[START]

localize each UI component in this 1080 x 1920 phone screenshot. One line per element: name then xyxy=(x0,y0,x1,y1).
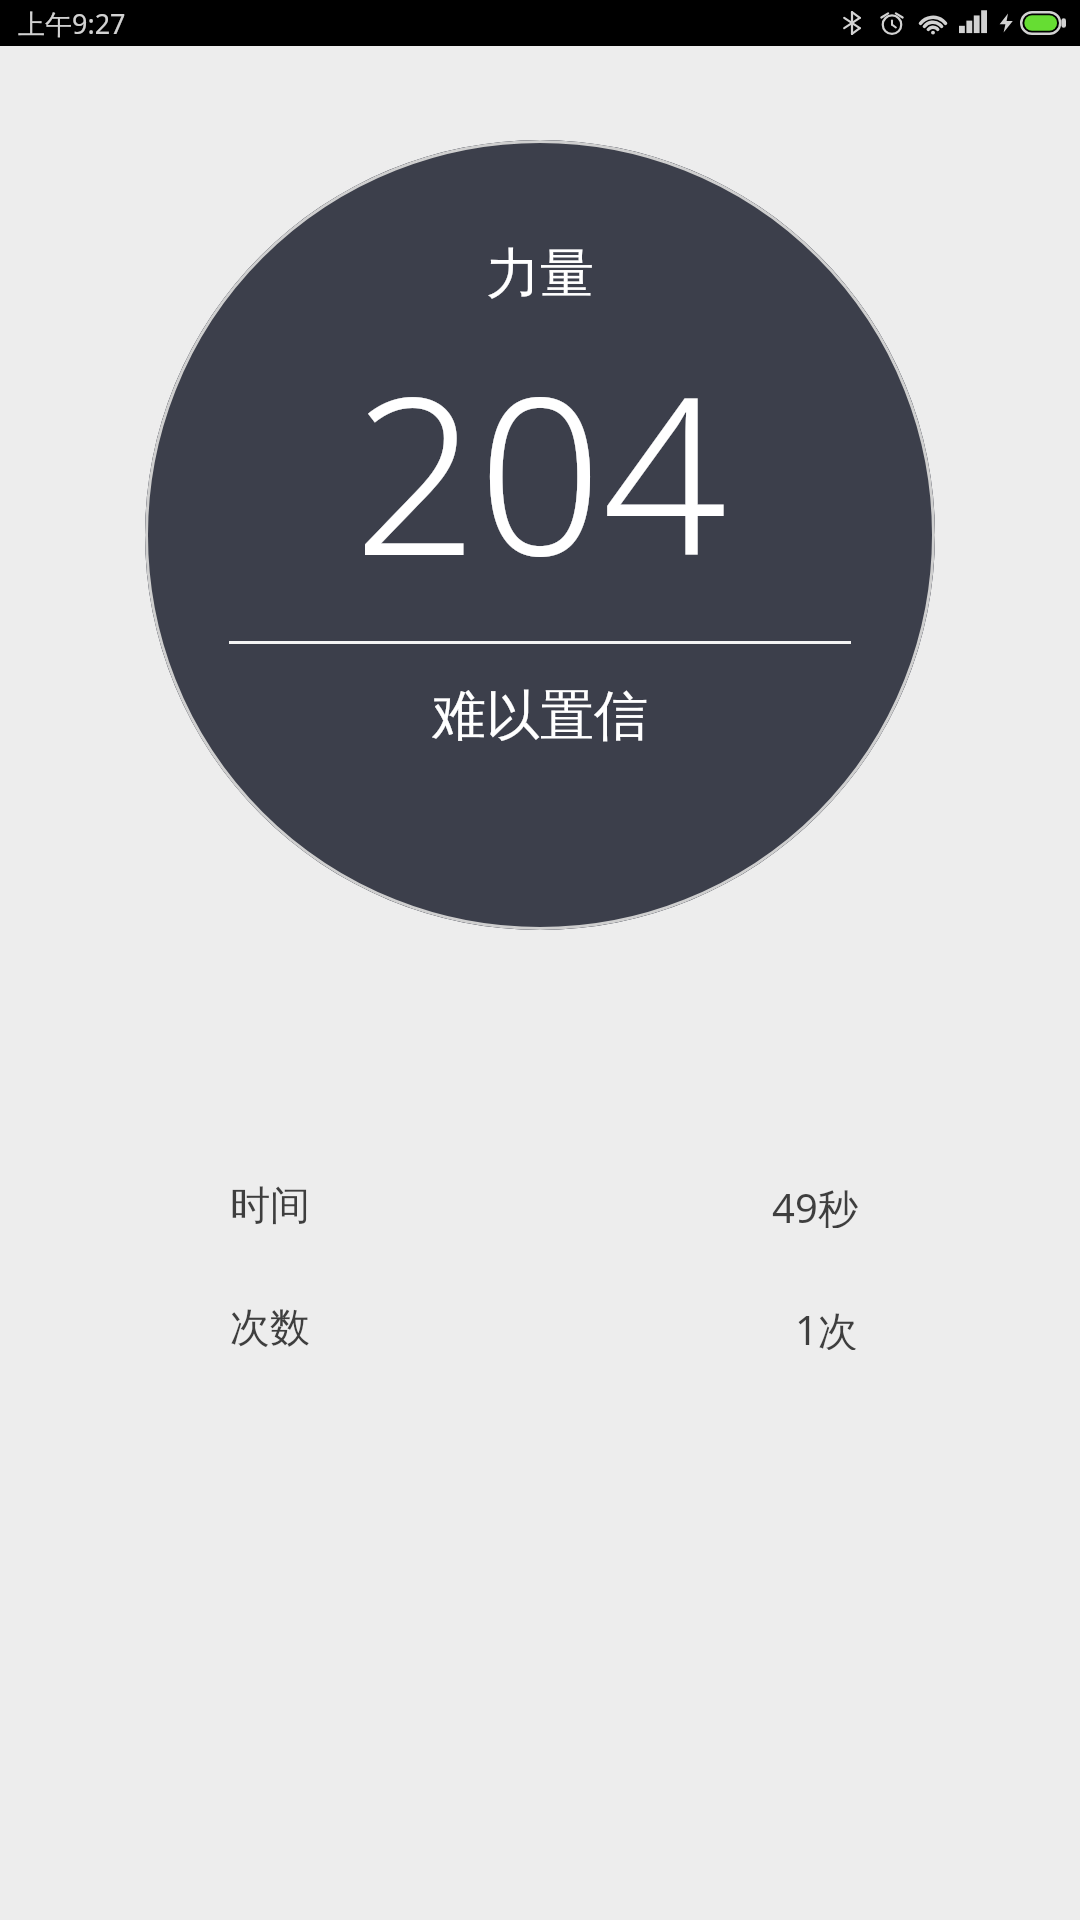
staticText: 力量 xyxy=(486,240,594,308)
button[interactable]: 时间 xyxy=(0,1180,1080,1228)
staticText: 时间 xyxy=(230,1180,310,1228)
staticText: 1次 xyxy=(795,1302,858,1350)
button[interactable]: 次数 xyxy=(0,1302,1080,1350)
staticText: 次数 xyxy=(230,1302,310,1350)
button[interactable]: 力量 204 难以置信 xyxy=(145,140,935,930)
staticText: 49秒 xyxy=(772,1180,858,1228)
staticText: 难以置信 xyxy=(432,682,648,750)
staticText: 204 xyxy=(353,322,727,619)
staticText: 上午9:27 xyxy=(18,5,126,42)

[END]

- **The request**
Copy the listing above line for line, character for character, but leave out the picture.

- **Exercise solution**
localize each UI component in this 1080 x 1920 phone screenshot. One line per element: name then xyxy=(x0,y0,x1,y1).
staticText: 力量 xyxy=(486,240,594,308)
button[interactable]: 时间 xyxy=(0,1180,1080,1228)
staticText: 时间 xyxy=(230,1180,310,1228)
staticText: 1次 xyxy=(795,1302,858,1350)
button[interactable]: 次数 xyxy=(0,1302,1080,1350)
staticText: 次数 xyxy=(230,1302,310,1350)
button[interactable]: 力量 204 难以置信 xyxy=(145,140,935,930)
staticText: 49秒 xyxy=(772,1180,858,1228)
staticText: 难以置信 xyxy=(432,682,648,750)
staticText: 204 xyxy=(353,322,727,619)
staticText: 上午9:27 xyxy=(18,5,126,42)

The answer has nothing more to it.